>> Start

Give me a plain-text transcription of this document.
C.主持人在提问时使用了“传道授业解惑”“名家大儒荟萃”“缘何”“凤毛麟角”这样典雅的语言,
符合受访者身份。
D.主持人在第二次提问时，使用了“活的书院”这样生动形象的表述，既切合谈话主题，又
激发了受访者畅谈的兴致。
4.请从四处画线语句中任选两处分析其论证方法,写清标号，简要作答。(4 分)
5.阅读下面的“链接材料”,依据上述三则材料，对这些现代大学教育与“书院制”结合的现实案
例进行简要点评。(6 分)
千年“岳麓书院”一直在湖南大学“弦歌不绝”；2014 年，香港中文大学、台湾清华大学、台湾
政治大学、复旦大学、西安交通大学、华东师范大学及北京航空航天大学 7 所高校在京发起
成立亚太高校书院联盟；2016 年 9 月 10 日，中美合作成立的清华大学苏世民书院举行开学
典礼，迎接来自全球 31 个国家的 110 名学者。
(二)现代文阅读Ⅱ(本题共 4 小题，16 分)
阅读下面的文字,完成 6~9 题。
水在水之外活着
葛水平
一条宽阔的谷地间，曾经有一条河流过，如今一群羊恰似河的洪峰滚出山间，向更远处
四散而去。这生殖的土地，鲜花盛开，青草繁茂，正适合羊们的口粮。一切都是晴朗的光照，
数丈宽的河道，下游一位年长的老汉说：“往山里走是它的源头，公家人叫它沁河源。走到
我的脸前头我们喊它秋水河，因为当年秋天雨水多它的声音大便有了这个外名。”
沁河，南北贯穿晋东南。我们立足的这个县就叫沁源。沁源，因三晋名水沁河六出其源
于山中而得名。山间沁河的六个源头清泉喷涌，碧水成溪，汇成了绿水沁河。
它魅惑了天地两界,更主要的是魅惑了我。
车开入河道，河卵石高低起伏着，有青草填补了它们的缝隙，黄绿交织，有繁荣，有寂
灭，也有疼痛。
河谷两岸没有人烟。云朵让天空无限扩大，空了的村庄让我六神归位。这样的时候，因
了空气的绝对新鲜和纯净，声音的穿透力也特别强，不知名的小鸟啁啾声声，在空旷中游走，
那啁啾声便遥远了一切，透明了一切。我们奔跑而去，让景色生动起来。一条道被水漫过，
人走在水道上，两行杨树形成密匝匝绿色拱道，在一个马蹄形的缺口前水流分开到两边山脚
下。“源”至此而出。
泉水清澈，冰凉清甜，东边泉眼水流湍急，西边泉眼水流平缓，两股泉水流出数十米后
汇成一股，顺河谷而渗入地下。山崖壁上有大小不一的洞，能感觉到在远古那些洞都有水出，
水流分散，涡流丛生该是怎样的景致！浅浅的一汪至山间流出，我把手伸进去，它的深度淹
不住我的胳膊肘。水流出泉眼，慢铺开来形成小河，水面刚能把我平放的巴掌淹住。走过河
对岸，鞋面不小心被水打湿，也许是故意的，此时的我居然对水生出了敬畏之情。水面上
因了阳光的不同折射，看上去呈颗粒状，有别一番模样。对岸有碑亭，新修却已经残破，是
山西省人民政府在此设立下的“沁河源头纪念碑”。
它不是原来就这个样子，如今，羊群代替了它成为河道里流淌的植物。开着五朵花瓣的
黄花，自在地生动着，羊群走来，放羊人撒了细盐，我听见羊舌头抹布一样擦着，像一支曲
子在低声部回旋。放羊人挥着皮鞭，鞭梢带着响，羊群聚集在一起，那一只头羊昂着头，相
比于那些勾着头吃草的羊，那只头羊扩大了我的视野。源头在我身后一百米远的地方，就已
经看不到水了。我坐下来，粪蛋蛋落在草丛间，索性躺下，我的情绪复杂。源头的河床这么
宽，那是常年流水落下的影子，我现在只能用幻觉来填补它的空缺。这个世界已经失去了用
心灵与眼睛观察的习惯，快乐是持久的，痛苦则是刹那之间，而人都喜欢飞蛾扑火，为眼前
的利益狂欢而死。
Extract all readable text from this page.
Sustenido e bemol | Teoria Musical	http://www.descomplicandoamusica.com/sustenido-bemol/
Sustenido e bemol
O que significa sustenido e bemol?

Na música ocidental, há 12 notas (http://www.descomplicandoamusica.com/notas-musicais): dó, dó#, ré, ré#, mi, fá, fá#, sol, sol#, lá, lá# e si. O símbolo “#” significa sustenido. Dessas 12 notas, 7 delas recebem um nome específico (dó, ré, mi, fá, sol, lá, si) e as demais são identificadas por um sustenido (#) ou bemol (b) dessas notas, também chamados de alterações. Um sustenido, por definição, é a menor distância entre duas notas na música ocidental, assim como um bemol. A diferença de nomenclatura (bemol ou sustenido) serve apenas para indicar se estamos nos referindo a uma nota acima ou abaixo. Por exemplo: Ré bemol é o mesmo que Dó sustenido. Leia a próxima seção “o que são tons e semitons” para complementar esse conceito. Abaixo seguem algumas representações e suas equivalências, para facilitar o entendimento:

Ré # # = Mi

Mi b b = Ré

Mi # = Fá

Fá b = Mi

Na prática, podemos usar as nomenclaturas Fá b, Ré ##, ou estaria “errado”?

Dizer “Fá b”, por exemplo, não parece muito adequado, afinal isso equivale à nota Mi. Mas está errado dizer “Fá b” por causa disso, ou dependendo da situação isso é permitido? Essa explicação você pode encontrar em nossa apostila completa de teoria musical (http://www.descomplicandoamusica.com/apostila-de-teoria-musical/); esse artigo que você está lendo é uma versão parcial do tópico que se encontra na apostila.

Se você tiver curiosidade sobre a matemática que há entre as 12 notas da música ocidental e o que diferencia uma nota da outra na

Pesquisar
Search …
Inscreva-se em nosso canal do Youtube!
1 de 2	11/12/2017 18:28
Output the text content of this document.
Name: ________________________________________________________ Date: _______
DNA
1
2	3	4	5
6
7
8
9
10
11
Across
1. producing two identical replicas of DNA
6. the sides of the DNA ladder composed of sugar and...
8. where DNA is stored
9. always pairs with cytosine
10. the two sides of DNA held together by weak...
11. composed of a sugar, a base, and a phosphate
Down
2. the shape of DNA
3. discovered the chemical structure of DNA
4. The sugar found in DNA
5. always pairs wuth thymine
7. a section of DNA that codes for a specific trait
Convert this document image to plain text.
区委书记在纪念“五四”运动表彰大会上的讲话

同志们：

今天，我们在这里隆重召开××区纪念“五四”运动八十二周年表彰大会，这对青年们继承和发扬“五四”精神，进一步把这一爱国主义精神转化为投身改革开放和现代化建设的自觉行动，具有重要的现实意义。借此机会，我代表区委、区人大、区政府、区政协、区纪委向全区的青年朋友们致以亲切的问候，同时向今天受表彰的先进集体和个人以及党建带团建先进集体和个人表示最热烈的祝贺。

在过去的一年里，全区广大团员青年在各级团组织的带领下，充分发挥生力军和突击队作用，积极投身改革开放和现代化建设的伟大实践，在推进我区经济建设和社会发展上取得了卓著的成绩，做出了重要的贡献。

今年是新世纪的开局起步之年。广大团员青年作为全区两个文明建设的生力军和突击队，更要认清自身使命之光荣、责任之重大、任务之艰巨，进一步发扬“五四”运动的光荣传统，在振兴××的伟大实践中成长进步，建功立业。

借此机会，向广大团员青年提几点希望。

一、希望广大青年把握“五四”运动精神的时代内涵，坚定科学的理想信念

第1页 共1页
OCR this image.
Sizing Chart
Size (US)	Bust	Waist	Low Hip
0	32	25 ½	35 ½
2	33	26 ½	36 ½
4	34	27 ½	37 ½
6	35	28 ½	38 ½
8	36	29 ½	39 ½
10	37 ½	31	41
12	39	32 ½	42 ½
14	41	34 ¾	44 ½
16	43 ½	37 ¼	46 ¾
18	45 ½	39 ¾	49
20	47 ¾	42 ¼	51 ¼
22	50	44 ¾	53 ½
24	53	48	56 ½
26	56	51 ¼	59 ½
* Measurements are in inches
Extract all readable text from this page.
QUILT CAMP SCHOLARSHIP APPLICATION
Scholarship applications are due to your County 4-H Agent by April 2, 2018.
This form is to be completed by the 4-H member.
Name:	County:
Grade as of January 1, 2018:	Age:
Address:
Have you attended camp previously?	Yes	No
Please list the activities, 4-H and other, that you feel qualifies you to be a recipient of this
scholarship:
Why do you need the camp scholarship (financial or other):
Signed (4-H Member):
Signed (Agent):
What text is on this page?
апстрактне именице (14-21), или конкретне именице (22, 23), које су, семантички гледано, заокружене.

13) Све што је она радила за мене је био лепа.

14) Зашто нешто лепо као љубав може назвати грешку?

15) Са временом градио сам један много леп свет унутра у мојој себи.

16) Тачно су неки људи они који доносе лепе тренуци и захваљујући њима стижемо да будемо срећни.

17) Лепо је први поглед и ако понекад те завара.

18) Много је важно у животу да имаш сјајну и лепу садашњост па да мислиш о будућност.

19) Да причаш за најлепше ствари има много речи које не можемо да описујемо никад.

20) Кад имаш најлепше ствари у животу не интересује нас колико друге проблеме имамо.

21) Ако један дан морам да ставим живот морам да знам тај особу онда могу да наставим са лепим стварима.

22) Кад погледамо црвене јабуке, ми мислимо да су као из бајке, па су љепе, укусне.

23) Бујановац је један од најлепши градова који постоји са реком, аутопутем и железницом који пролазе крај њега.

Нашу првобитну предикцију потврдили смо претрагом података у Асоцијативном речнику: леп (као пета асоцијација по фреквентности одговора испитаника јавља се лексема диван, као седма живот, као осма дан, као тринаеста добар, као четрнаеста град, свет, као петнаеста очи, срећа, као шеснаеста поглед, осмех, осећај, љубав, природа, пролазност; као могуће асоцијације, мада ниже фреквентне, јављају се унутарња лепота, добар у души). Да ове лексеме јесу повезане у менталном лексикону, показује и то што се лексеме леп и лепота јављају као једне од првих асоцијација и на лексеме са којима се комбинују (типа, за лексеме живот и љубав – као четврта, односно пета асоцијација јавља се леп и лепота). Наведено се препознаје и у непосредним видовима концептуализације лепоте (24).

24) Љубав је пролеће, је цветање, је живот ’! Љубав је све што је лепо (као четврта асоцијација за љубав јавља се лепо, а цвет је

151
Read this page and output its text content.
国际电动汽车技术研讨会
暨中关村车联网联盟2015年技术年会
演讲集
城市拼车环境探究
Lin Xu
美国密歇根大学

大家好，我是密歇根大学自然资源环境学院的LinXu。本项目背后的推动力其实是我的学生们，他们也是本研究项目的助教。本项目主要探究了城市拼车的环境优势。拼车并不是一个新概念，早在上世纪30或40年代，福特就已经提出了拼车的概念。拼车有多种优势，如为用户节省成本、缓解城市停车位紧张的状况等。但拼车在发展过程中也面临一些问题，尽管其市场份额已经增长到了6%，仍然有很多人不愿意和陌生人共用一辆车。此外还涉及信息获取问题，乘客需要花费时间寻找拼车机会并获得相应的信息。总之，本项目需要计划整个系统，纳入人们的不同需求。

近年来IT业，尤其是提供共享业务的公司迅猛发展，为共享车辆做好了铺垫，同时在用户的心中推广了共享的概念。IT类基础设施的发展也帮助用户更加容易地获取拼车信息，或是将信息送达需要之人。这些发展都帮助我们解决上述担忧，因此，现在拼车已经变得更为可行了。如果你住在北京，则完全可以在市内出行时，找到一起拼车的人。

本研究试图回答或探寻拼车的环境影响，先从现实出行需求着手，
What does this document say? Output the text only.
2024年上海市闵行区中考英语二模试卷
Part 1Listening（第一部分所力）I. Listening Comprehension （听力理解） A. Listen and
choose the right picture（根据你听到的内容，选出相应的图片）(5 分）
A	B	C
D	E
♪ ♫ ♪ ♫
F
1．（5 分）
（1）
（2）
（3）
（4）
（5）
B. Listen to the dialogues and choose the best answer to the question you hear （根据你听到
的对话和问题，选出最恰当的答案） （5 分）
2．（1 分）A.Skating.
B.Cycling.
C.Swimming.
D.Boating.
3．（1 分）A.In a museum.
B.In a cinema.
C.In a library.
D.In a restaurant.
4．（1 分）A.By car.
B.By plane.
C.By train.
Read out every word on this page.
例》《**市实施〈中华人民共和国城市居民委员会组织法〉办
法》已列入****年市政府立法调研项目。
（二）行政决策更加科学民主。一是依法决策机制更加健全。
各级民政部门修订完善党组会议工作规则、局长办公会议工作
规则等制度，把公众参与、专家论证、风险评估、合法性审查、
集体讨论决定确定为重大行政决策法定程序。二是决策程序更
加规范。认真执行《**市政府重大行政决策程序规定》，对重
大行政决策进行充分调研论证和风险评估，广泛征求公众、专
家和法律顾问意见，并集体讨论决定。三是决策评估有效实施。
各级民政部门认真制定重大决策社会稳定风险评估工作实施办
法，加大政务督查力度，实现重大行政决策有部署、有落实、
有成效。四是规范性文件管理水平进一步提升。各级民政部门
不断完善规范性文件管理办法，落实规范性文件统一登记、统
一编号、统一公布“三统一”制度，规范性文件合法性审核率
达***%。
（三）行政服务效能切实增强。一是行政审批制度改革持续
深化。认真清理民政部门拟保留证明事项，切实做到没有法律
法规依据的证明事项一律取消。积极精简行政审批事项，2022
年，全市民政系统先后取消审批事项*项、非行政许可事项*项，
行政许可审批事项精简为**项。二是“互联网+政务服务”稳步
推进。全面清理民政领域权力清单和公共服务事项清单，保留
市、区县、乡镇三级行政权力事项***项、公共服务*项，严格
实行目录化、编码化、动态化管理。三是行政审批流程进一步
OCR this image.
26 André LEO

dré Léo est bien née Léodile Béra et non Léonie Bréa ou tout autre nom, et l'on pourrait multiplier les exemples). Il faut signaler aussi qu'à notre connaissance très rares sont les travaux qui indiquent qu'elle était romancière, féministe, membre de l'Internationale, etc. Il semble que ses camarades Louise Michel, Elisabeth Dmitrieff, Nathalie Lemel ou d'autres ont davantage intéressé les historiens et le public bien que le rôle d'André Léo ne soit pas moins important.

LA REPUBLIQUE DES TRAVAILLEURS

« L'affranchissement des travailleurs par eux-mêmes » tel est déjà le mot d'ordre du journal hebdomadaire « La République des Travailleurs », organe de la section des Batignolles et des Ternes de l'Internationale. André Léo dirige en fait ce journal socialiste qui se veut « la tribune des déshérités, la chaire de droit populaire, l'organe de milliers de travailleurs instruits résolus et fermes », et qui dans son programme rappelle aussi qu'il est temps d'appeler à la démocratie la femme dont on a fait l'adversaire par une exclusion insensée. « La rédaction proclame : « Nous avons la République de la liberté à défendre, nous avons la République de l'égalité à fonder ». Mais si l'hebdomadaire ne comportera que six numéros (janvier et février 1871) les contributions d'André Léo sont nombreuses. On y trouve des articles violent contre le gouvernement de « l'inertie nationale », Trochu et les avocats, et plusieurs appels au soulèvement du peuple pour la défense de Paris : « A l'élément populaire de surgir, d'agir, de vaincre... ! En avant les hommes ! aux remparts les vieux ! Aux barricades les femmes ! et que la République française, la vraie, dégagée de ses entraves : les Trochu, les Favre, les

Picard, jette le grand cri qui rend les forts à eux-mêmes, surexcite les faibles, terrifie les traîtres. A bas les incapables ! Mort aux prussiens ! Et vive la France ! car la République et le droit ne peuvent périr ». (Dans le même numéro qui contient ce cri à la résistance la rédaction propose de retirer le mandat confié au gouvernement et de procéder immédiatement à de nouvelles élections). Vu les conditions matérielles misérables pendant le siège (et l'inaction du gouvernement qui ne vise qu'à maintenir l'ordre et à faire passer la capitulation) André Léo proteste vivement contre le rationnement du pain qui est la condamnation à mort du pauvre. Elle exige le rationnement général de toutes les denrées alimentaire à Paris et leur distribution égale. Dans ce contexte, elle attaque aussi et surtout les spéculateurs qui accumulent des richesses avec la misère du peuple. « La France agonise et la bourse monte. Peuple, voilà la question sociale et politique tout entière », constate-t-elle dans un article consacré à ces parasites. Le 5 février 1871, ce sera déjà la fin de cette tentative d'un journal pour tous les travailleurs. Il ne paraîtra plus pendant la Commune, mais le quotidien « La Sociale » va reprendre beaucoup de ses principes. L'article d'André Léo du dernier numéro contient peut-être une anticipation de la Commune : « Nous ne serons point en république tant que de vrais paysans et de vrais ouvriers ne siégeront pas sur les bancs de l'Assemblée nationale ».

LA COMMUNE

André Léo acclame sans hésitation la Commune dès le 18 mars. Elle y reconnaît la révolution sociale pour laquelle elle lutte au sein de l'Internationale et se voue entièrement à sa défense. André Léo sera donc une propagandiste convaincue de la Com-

>> End

* _WHAT YOU WILL DO_: Only lines holding the string "један" are wanted; gather each one from the entries above.

* _CORRECT RESPONSE_:
15) Са временом градио сам један много леп свет унутра у мојој себи.
21) Ако један дан морам да ставим живот морам да знам тај особу онда могу да наставим са лепим стварима.
23) Бујановац је један од најлепши градова који постоји са реком, аутопутем и железницом који пролазе крај њега.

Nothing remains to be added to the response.